## EXERCISE TASK
Please find all lines in the data that hold the string "What" and copy them.

## Extracts from a graphics dataset

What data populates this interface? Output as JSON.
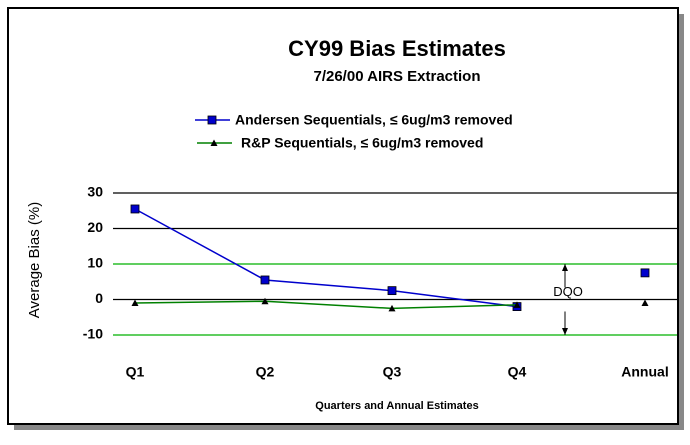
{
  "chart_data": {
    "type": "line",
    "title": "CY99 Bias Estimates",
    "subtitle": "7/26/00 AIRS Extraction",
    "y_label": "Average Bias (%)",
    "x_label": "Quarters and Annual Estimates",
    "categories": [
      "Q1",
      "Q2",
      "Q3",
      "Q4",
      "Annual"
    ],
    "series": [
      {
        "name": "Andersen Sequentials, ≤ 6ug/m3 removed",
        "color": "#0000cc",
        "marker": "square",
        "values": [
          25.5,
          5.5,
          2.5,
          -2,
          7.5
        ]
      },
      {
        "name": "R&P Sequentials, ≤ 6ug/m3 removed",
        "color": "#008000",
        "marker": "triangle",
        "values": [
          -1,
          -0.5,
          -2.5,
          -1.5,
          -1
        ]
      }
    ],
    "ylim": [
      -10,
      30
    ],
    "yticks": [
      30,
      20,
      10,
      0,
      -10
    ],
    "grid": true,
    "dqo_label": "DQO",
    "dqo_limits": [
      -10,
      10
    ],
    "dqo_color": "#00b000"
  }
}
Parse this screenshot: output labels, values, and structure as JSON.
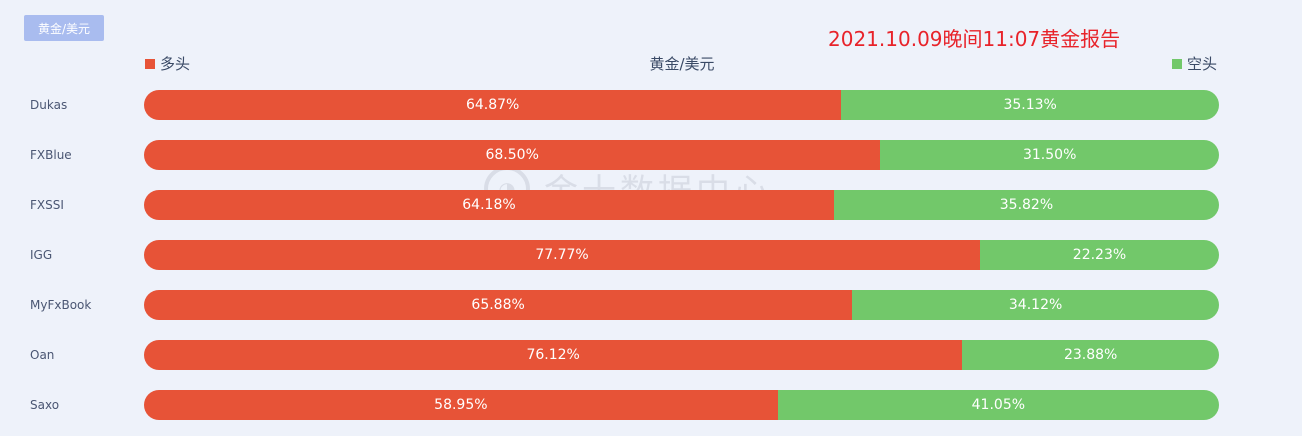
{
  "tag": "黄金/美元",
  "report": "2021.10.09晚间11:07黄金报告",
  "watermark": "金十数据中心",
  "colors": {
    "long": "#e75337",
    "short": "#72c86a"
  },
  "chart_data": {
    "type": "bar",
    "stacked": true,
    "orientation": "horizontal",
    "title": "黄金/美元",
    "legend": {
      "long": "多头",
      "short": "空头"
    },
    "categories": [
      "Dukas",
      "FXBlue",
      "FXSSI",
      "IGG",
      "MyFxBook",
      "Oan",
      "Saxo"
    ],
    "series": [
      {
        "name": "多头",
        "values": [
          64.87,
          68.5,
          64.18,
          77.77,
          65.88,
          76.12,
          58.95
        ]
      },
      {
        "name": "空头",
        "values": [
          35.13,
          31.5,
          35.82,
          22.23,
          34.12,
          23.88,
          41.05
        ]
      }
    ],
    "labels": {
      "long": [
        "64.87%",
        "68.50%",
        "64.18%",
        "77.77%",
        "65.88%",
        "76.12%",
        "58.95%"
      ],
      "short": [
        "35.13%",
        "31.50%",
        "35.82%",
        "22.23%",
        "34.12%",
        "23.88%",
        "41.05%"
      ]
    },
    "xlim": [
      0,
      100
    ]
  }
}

---

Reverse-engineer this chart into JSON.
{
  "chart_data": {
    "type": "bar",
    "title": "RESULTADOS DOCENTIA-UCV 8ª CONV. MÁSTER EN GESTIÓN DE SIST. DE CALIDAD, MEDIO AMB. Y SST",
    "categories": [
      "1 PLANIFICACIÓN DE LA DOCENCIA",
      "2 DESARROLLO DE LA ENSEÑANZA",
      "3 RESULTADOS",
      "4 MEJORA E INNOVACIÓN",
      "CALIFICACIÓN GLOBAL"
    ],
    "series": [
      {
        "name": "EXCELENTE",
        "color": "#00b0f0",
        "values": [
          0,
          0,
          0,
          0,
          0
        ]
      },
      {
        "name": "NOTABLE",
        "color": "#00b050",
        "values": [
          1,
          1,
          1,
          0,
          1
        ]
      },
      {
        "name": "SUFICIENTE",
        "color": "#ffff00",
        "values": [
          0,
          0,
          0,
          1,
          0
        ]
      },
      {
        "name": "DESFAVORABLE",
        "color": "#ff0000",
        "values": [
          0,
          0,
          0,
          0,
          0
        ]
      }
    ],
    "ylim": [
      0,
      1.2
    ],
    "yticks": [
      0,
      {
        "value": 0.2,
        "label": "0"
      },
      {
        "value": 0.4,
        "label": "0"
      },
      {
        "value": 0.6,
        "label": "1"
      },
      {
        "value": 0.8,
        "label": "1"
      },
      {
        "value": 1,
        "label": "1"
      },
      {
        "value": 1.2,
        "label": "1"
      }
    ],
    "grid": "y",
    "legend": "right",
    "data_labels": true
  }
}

...

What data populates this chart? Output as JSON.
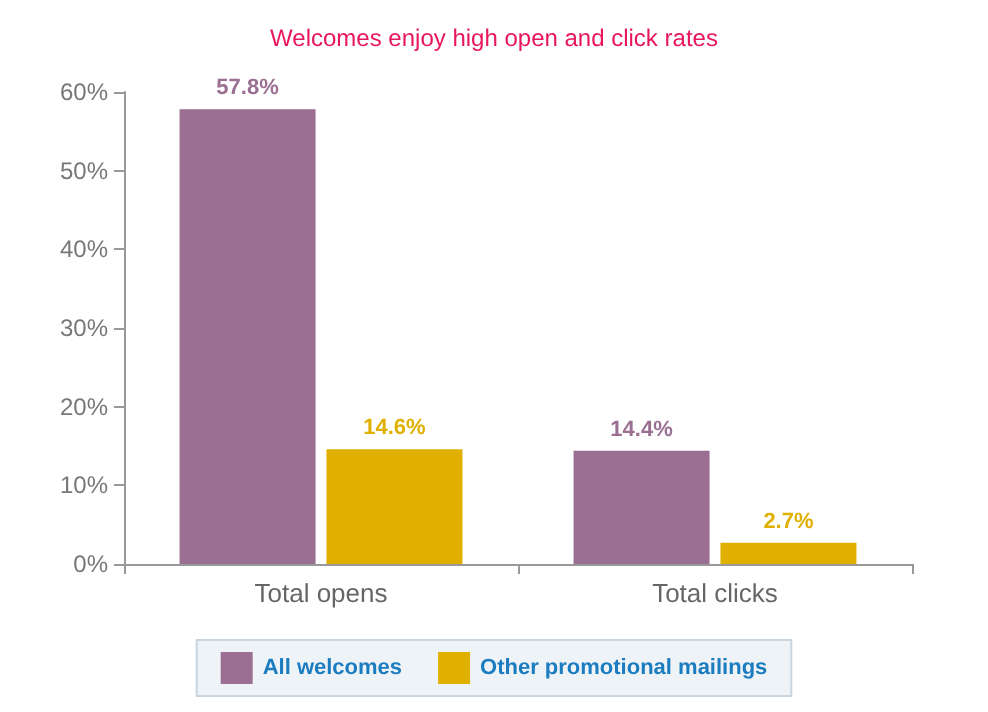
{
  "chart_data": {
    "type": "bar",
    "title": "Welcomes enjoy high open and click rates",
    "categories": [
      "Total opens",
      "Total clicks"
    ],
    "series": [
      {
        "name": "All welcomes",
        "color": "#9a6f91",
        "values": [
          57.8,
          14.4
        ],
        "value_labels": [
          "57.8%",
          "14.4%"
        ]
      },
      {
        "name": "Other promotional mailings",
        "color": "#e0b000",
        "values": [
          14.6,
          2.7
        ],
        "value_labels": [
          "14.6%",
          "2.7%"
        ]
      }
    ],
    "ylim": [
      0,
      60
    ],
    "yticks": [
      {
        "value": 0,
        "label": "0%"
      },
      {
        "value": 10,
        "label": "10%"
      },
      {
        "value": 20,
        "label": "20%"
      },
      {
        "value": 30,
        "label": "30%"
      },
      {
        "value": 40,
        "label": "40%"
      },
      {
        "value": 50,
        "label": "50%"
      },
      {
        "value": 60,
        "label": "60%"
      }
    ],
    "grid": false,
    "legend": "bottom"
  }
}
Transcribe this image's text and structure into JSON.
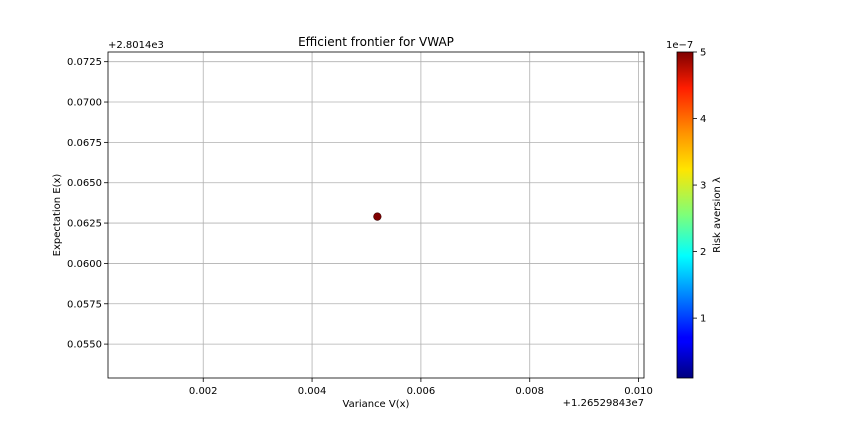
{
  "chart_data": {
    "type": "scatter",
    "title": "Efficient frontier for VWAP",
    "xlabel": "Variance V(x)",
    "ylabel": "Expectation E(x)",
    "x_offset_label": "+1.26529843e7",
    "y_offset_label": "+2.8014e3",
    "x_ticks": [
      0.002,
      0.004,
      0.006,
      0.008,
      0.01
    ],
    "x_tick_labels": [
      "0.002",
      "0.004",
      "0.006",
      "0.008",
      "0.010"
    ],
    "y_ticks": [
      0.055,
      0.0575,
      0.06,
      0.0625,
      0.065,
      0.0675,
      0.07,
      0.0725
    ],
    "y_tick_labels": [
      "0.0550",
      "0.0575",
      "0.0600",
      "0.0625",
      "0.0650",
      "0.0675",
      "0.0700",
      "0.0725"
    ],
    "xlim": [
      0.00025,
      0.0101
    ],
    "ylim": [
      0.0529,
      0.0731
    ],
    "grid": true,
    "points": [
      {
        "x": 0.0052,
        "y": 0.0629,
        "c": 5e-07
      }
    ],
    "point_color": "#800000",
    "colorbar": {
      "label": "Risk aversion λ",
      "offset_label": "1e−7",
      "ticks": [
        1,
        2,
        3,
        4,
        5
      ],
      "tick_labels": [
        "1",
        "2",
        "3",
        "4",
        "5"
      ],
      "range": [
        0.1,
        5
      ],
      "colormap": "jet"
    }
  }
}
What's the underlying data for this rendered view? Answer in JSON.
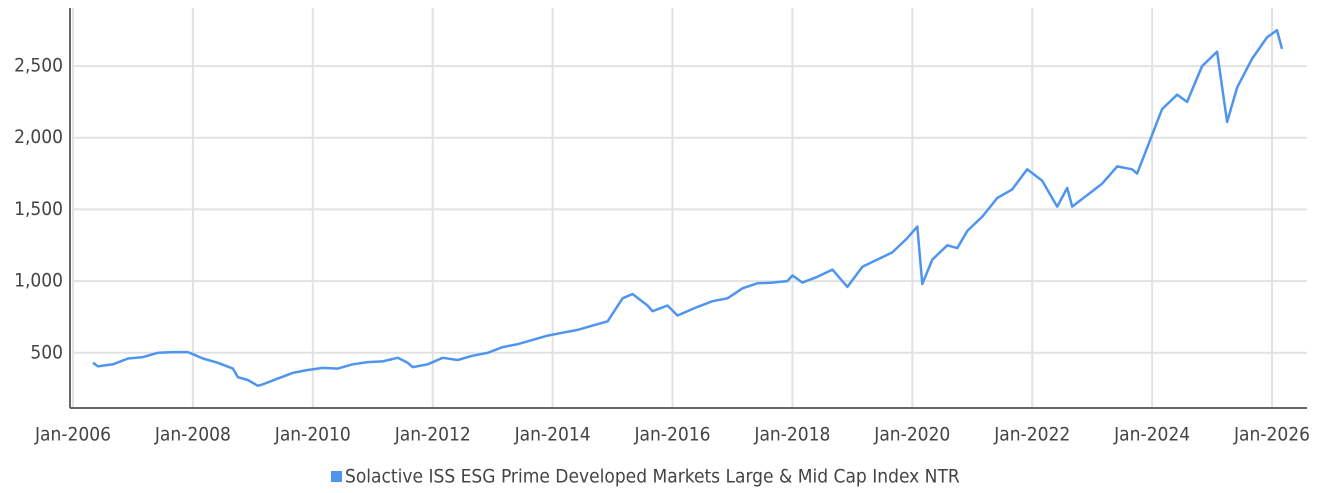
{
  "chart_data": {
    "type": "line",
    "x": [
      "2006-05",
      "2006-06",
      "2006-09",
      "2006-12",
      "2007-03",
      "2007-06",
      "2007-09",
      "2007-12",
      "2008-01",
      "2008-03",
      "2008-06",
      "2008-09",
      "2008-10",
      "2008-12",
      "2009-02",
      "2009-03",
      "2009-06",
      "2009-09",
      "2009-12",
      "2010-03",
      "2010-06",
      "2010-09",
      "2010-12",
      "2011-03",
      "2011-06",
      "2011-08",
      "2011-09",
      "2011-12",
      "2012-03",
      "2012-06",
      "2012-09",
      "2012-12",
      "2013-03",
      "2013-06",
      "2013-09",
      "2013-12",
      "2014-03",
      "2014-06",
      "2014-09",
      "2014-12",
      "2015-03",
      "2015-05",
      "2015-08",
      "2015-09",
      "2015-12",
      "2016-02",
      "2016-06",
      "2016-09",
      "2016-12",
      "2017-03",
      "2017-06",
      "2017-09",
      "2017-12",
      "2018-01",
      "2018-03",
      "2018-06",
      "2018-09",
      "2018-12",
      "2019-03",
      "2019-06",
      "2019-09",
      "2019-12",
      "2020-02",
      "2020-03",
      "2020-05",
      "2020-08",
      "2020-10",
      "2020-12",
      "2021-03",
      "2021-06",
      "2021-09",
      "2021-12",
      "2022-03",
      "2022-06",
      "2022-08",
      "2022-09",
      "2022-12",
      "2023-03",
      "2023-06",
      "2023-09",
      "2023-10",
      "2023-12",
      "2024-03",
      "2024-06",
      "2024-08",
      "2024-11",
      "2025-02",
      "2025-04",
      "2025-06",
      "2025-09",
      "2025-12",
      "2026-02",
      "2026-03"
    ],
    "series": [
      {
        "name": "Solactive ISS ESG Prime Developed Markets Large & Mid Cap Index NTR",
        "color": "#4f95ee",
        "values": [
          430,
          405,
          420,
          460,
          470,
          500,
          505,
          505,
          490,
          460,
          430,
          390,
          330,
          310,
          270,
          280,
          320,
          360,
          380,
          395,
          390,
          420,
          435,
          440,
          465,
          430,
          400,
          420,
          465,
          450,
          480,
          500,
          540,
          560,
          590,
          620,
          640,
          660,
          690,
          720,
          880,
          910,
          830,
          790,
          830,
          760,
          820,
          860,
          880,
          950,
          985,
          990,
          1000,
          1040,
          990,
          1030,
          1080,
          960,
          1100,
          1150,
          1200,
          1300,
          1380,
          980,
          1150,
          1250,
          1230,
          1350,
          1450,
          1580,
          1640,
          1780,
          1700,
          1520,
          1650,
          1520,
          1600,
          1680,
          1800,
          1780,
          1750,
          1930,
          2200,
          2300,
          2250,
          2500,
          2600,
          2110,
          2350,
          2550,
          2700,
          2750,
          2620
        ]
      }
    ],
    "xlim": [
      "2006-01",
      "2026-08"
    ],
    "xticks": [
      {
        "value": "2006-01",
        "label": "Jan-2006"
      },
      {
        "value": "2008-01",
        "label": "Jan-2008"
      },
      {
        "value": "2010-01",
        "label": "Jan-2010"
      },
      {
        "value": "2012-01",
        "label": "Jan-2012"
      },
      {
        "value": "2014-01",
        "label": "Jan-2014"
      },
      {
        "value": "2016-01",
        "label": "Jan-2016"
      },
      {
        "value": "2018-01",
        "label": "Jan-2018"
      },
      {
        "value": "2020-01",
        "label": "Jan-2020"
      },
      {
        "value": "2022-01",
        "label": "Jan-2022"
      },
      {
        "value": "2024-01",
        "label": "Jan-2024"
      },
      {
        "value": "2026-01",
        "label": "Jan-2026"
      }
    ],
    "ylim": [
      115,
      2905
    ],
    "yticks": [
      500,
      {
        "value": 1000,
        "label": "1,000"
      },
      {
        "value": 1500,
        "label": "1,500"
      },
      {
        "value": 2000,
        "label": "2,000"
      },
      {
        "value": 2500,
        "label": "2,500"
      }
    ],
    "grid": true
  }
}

## TASK RESULT
What data populates this interface? Output as JSON.
What data populates this chart? Output as JSON.
What's the underlying data for this rendered view? Answer in JSON.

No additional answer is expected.